** START OF Record list **

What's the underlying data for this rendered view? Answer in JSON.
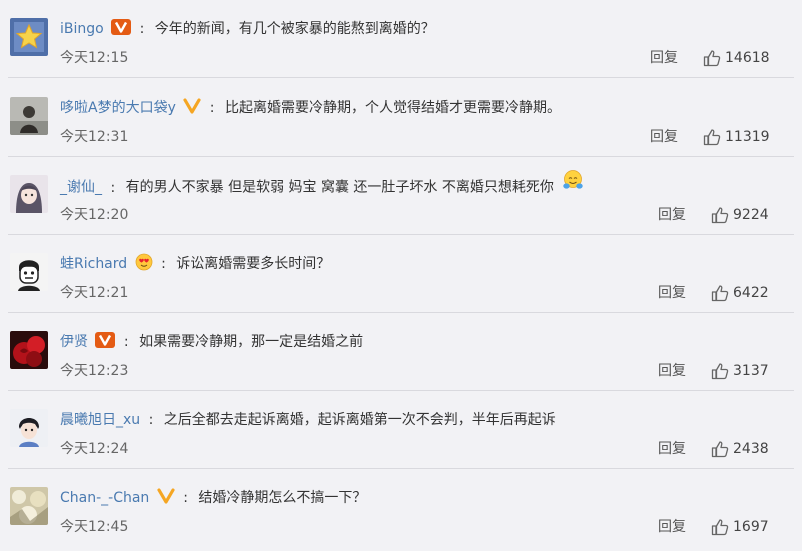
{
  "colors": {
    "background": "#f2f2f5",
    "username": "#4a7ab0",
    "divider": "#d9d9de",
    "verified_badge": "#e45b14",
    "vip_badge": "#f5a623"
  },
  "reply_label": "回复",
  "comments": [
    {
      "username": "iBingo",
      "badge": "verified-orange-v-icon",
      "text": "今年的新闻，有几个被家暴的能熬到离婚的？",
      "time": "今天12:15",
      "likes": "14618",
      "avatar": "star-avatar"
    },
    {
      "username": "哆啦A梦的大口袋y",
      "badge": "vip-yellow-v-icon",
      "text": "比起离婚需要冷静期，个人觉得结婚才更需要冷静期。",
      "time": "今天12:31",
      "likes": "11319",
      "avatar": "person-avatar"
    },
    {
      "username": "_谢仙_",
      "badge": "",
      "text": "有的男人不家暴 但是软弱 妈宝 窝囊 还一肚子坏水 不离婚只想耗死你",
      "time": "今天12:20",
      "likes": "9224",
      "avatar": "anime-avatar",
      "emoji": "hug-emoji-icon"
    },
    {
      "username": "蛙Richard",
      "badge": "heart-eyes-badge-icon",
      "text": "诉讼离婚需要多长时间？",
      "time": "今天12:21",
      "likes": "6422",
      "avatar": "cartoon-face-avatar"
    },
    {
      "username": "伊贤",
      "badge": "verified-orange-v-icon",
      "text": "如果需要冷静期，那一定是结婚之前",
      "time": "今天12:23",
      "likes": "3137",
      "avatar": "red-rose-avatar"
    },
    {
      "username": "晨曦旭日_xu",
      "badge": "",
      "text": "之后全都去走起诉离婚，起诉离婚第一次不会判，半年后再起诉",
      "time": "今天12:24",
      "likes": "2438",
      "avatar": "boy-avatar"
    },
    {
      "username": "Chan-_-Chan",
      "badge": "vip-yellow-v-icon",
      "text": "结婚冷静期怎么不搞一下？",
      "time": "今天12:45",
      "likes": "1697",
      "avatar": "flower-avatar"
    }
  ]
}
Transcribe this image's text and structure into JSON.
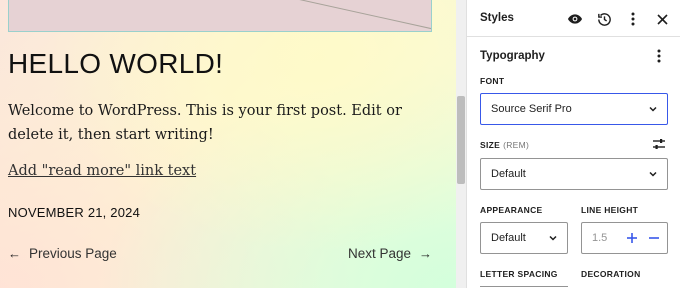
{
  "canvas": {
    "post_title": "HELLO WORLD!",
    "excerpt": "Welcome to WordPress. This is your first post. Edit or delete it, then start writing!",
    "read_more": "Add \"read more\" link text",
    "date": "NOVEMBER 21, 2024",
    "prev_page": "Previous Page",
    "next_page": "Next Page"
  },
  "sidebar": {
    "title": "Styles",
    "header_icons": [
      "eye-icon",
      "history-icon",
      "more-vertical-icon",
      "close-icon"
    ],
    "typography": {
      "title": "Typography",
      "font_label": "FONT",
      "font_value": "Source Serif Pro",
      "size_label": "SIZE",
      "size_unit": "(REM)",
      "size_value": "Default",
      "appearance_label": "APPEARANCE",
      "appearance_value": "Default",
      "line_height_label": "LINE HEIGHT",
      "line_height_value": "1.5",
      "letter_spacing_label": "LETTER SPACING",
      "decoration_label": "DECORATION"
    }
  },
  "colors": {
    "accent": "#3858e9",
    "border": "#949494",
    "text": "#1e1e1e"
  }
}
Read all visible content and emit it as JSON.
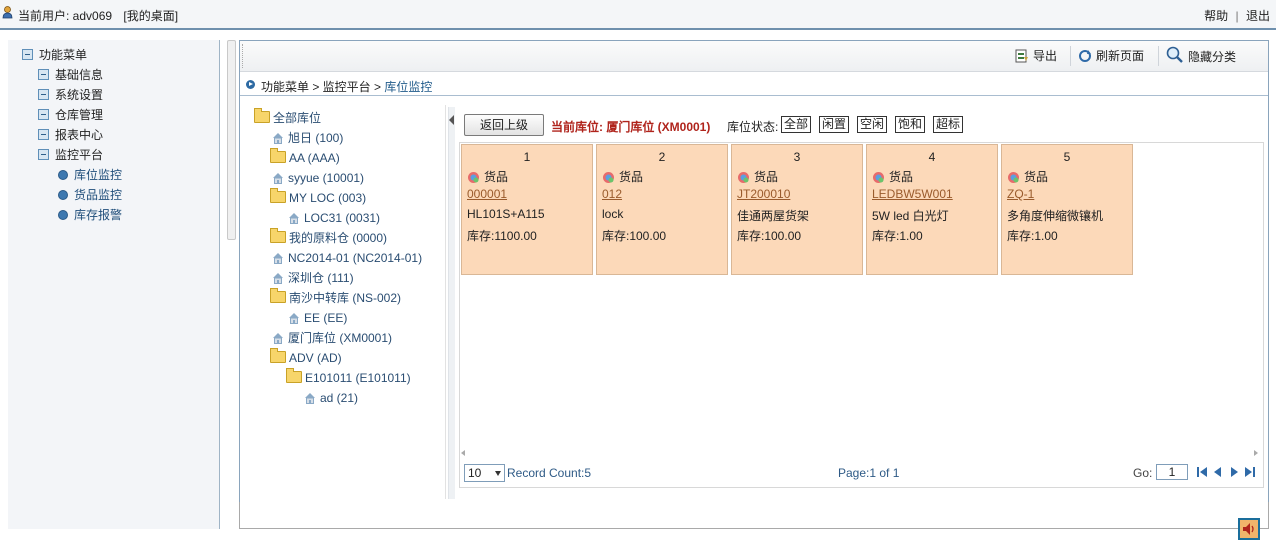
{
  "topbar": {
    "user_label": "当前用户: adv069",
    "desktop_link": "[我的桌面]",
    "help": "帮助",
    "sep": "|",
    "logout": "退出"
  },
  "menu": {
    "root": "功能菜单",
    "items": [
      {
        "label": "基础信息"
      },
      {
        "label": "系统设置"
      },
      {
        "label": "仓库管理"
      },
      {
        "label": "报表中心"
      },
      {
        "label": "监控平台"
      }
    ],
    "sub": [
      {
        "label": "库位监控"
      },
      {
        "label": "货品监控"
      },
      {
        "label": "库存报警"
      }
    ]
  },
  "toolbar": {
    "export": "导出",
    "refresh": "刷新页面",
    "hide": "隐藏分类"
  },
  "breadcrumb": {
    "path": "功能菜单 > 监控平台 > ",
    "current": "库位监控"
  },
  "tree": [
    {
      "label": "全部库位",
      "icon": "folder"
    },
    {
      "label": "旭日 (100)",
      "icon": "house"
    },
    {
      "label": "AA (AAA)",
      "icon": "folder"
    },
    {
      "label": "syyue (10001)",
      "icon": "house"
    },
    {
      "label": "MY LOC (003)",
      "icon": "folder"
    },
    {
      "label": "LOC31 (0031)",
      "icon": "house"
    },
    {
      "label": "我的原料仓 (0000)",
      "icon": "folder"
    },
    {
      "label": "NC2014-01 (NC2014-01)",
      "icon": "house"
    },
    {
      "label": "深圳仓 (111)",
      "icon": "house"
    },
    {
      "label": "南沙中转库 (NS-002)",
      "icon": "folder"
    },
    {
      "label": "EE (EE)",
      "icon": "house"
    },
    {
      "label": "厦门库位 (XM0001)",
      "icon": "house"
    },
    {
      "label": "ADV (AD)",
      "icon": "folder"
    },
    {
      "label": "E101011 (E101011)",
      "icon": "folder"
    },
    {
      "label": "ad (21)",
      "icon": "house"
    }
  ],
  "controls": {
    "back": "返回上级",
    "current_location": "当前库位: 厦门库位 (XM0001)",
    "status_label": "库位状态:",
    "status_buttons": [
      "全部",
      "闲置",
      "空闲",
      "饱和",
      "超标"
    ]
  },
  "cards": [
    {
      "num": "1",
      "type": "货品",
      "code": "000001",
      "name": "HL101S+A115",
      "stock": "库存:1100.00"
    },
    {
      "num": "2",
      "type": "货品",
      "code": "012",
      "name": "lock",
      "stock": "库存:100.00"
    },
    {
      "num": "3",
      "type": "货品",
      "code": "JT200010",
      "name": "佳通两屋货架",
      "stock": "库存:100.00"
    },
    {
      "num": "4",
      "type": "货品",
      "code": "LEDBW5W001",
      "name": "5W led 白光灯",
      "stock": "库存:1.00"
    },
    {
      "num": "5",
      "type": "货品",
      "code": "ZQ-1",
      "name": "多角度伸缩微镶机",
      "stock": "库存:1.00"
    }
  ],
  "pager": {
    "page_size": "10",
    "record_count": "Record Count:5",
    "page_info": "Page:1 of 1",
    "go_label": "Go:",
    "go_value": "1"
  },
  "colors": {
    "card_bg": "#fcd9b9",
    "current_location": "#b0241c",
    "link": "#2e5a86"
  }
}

** END OF Record list **
** START OF Record list **

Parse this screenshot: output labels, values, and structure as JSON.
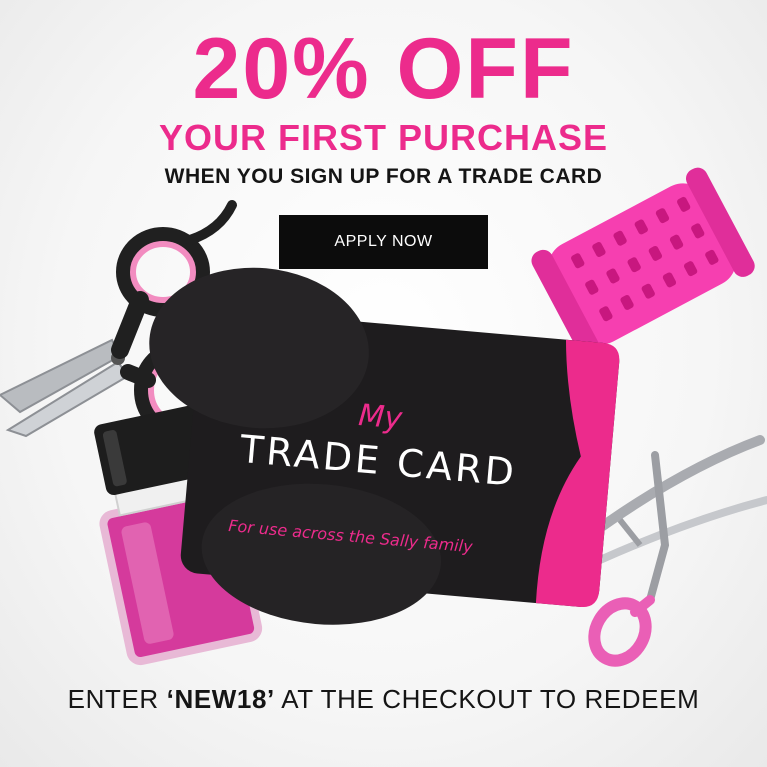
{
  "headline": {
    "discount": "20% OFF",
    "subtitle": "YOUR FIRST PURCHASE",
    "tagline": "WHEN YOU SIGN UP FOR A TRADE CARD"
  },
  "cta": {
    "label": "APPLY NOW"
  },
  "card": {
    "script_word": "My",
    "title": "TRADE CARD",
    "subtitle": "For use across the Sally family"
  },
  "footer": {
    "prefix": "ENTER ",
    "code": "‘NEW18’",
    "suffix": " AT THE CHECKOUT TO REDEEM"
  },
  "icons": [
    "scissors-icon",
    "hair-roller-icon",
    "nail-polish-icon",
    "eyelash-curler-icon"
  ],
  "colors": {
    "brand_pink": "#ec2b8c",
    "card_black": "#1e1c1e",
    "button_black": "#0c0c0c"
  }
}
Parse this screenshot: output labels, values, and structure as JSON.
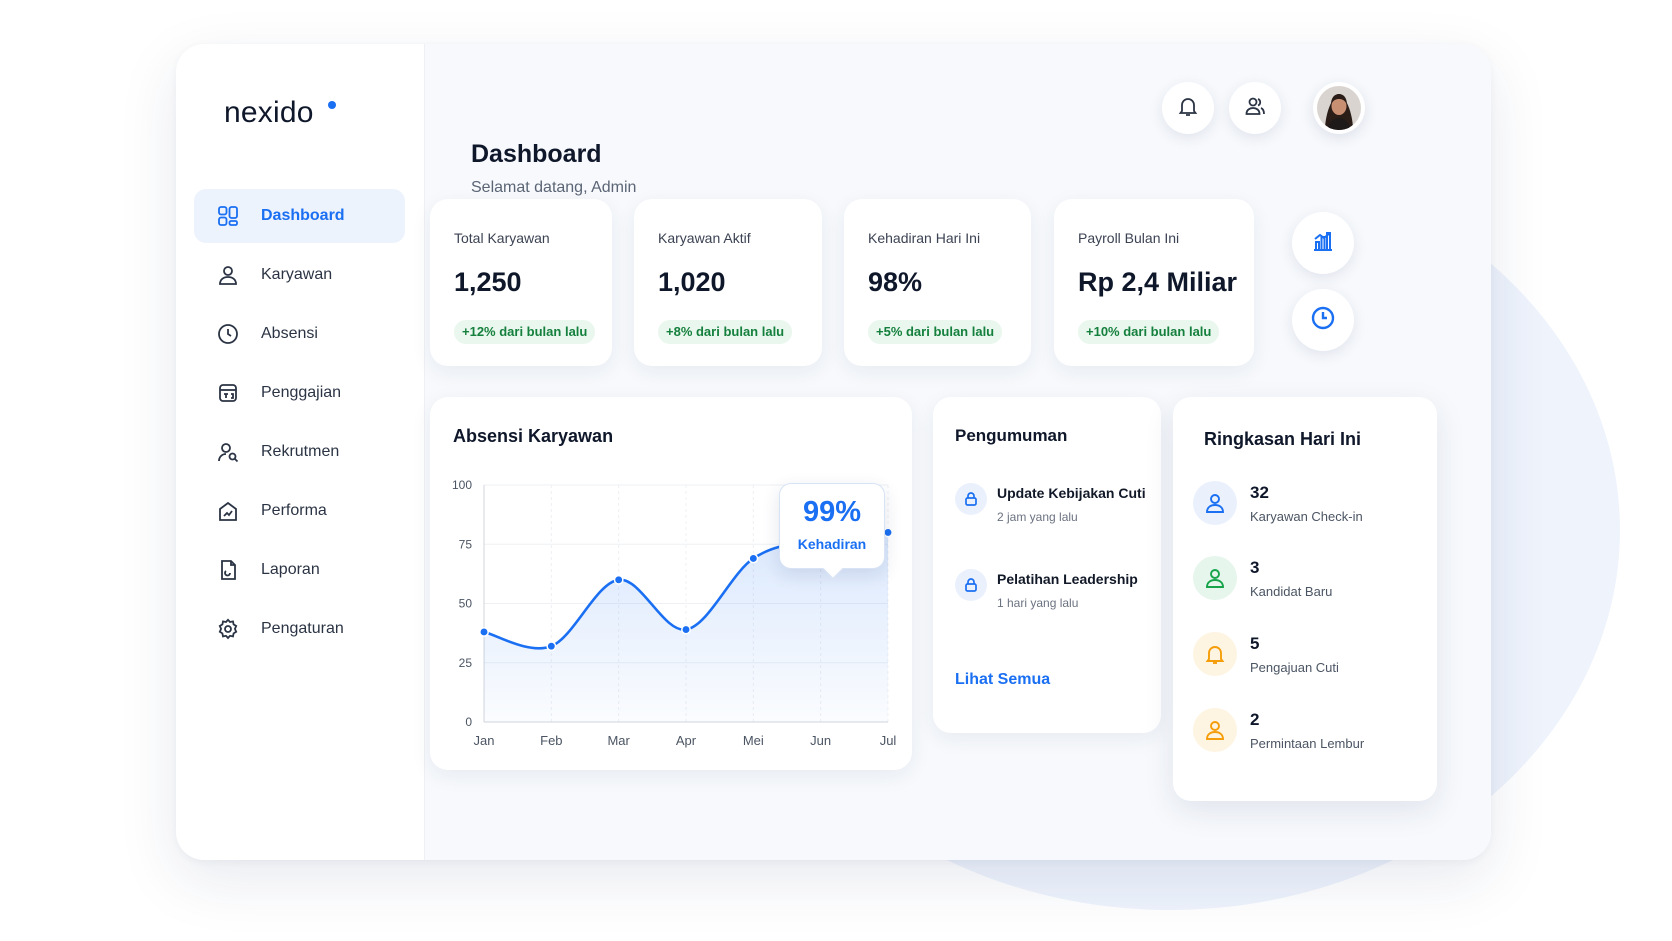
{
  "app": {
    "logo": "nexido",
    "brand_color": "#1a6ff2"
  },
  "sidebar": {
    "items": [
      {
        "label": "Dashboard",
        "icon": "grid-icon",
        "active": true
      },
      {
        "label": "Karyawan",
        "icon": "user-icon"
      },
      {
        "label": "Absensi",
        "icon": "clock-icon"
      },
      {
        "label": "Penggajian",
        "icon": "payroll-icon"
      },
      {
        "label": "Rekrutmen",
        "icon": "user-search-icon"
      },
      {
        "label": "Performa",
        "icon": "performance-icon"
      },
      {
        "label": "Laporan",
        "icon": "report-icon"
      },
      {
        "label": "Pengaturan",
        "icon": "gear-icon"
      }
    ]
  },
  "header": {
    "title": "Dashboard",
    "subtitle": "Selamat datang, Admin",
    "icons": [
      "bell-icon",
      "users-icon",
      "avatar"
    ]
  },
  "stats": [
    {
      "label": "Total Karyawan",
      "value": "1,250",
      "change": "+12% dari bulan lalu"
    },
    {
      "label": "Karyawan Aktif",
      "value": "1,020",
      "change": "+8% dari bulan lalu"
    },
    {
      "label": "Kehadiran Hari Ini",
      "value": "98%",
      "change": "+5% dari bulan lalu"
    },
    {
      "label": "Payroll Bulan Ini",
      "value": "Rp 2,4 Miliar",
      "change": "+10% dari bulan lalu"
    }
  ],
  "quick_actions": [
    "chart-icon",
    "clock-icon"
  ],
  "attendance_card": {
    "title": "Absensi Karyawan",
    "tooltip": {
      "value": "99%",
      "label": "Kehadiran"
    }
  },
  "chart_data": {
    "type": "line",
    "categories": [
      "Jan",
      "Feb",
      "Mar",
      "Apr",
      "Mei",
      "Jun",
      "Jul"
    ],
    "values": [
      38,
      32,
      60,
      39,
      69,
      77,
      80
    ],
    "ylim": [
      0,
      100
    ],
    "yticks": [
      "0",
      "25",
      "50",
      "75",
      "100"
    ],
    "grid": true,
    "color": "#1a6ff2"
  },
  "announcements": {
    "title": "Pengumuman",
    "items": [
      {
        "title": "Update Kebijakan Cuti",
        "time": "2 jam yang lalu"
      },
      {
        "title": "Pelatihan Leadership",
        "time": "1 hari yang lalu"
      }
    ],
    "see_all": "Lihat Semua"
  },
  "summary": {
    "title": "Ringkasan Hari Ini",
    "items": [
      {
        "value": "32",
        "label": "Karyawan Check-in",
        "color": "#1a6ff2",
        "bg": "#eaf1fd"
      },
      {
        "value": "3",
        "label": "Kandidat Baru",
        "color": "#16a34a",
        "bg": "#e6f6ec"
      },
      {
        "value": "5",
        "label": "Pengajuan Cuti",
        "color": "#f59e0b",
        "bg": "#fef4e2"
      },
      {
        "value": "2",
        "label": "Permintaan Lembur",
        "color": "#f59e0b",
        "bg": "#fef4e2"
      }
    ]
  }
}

** END OF Record list **

The request |
Lines that hold "avatar" are the ones to copy; find all of them.

Output for this exercise |
      "avatar": "star-avatar"
      "avatar": "person-avatar"
      "avatar": "anime-avatar",
      "avatar": "cartoon-face-avatar"
      "avatar": "red-rose-avatar"
      "avatar": "boy-avatar"
      "avatar": "flower-avatar"
      "avatar"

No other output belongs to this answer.